____ Information shown
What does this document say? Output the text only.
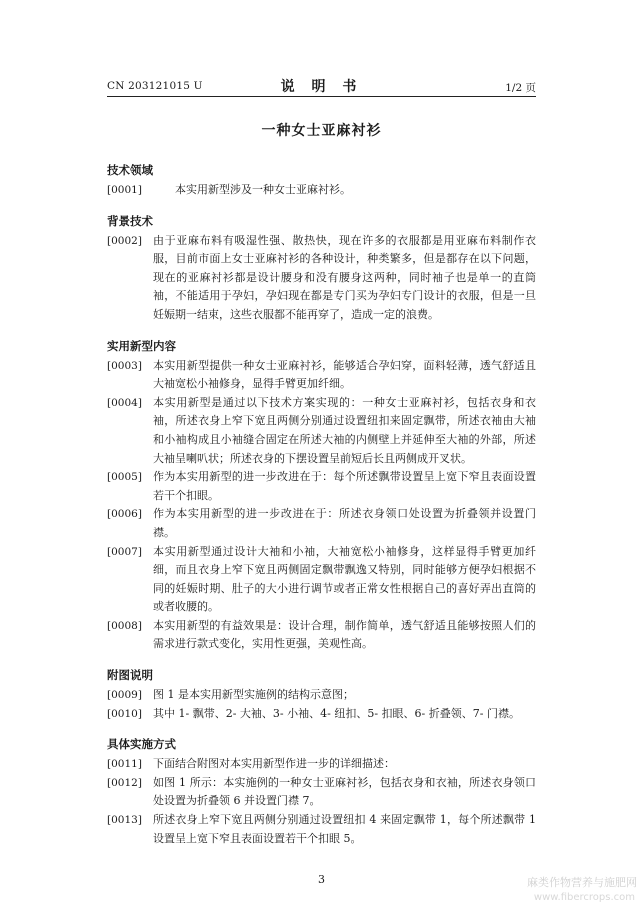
CN 203121015 U	说 明 书	1/2 页
一种女士亚麻衬衫
技术领域
[0001]	　　本实用新型涉及一种女士亚麻衬衫。
背景技术
[0002]	由于亚麻布料有吸湿性强、散热快，现在许多的衣服都是用亚麻布料制作衣服，目前市面上女士亚麻衬衫的各种设计，种类繁多，但是都存在以下问题，现在的亚麻衬衫都是设计腰身和没有腰身这两种，同时袖子也是单一的直筒袖，不能适用于孕妇，孕妇现在都是专门买为孕妇专门设计的衣服，但是一旦妊娠期一结束，这些衣服都不能再穿了，造成一定的浪费。
实用新型内容
[0003]	本实用新型提供一种女士亚麻衬衫，能够适合孕妇穿，面料轻薄，透气舒适且大袖宽松小袖修身，显得手臂更加纤细。
[0004]	本实用新型是通过以下技术方案实现的：一种女士亚麻衬衫，包括衣身和衣袖，所述衣身上窄下宽且两侧分别通过设置纽扣来固定飘带，所述衣袖由大袖和小袖构成且小袖缝合固定在所述大袖的内侧壁上并延伸至大袖的外部，所述大袖呈喇叭状；所述衣身的下摆设置呈前短后长且两侧成开叉状。
[0005]	作为本实用新型的进一步改进在于：每个所述飘带设置呈上宽下窄且表面设置若干个扣眼。
[0006]	作为本实用新型的进一步改进在于：所述衣身领口处设置为折叠领并设置门襟。
[0007]	本实用新型通过设计大袖和小袖，大袖宽松小袖修身，这样显得手臂更加纤细，而且衣身上窄下宽且两侧固定飘带飘逸又特别，同时能够方便孕妇根据不同的妊娠时期、肚子的大小进行调节或者正常女性根据自己的喜好弄出直筒的或者收腰的。
[0008]	本实用新型的有益效果是：设计合理，制作简单，透气舒适且能够按照人们的需求进行款式变化，实用性更强，美观性高。
附图说明
[0009]	图 1 是本实用新型实施例的结构示意图；
[0010]	其中 1- 飘带、2- 大袖、3- 小袖、4- 纽扣、5- 扣眼、6- 折叠领、7- 门襟。
具体实施方式
[0011]	下面结合附图对本实用新型作进一步的详细描述：
[0012]	如图 1 所示：本实施例的一种女士亚麻衬衫，包括衣身和衣袖，所述衣身领口处设置为折叠领 6 并设置门襟 7。
[0013]	所述衣身上窄下宽且两侧分别通过设置纽扣 4 来固定飘带 1，每个所述飘带 1 设置呈上宽下窄且表面设置若干个扣眼 5。
3	麻类作物营养与施肥网
www.fibercrops.com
________
**Given problem**
Reproduce the whole listing word for word, setting aside any pictures.

**Solution below**
What does this document say? Output the text only.
CN 203121015 U	说 明 书	1/2 页
一种女士亚麻衬衫
技术领域
[0001]	　　本实用新型涉及一种女士亚麻衬衫。
背景技术
[0002]	由于亚麻布料有吸湿性强、散热快，现在许多的衣服都是用亚麻布料制作衣服，目前市面上女士亚麻衬衫的各种设计，种类繁多，但是都存在以下问题，现在的亚麻衬衫都是设计腰身和没有腰身这两种，同时袖子也是单一的直筒袖，不能适用于孕妇，孕妇现在都是专门买为孕妇专门设计的衣服，但是一旦妊娠期一结束，这些衣服都不能再穿了，造成一定的浪费。
实用新型内容
[0003]	本实用新型提供一种女士亚麻衬衫，能够适合孕妇穿，面料轻薄，透气舒适且大袖宽松小袖修身，显得手臂更加纤细。
[0004]	本实用新型是通过以下技术方案实现的：一种女士亚麻衬衫，包括衣身和衣袖，所述衣身上窄下宽且两侧分别通过设置纽扣来固定飘带，所述衣袖由大袖和小袖构成且小袖缝合固定在所述大袖的内侧壁上并延伸至大袖的外部，所述大袖呈喇叭状；所述衣身的下摆设置呈前短后长且两侧成开叉状。
[0005]	作为本实用新型的进一步改进在于：每个所述飘带设置呈上宽下窄且表面设置若干个扣眼。
[0006]	作为本实用新型的进一步改进在于：所述衣身领口处设置为折叠领并设置门襟。
[0007]	本实用新型通过设计大袖和小袖，大袖宽松小袖修身，这样显得手臂更加纤细，而且衣身上窄下宽且两侧固定飘带飘逸又特别，同时能够方便孕妇根据不同的妊娠时期、肚子的大小进行调节或者正常女性根据自己的喜好弄出直筒的或者收腰的。
[0008]	本实用新型的有益效果是：设计合理，制作简单，透气舒适且能够按照人们的需求进行款式变化，实用性更强，美观性高。
附图说明
[0009]	图 1 是本实用新型实施例的结构示意图；
[0010]	其中 1- 飘带、2- 大袖、3- 小袖、4- 纽扣、5- 扣眼、6- 折叠领、7- 门襟。
具体实施方式
[0011]	下面结合附图对本实用新型作进一步的详细描述：
[0012]	如图 1 所示：本实施例的一种女士亚麻衬衫，包括衣身和衣袖，所述衣身领口处设置为折叠领 6 并设置门襟 7。
[0013]	所述衣身上窄下宽且两侧分别通过设置纽扣 4 来固定飘带 1，每个所述飘带 1 设置呈上宽下窄且表面设置若干个扣眼 5。
3	麻类作物营养与施肥网
www.fibercrops.com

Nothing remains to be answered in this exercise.